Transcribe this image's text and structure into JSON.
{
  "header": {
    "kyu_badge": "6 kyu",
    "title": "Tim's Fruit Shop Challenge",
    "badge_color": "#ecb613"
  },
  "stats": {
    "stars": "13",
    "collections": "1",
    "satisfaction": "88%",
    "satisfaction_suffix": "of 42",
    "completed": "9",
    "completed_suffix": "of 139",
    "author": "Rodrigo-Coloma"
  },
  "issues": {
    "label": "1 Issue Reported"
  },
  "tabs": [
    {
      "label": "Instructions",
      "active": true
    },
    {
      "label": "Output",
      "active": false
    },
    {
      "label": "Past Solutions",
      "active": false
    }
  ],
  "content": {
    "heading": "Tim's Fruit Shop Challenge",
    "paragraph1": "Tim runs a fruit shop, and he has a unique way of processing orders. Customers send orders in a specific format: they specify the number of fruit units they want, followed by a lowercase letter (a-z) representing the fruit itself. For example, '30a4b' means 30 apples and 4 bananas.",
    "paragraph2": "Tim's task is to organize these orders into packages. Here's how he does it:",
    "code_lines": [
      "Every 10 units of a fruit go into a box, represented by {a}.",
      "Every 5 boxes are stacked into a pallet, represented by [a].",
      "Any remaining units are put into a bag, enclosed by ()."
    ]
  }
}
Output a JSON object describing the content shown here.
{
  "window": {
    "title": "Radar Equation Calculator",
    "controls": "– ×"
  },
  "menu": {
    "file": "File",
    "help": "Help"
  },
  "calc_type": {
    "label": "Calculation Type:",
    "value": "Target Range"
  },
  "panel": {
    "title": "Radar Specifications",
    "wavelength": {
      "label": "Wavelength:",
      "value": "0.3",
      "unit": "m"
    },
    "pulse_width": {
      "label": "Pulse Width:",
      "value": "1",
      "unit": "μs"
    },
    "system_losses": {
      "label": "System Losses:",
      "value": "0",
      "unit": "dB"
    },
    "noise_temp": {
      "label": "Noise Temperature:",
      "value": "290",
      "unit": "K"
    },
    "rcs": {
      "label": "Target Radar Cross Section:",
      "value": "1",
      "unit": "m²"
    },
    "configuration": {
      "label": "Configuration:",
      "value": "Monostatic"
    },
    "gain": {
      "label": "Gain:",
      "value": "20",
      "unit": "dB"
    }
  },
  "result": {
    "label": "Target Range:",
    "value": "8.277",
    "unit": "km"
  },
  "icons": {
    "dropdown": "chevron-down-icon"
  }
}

····················

== WRITTEN PROBLEM ==
Report only how many lines of the listing hold the word "Challenge".

== THE RESULT ==
2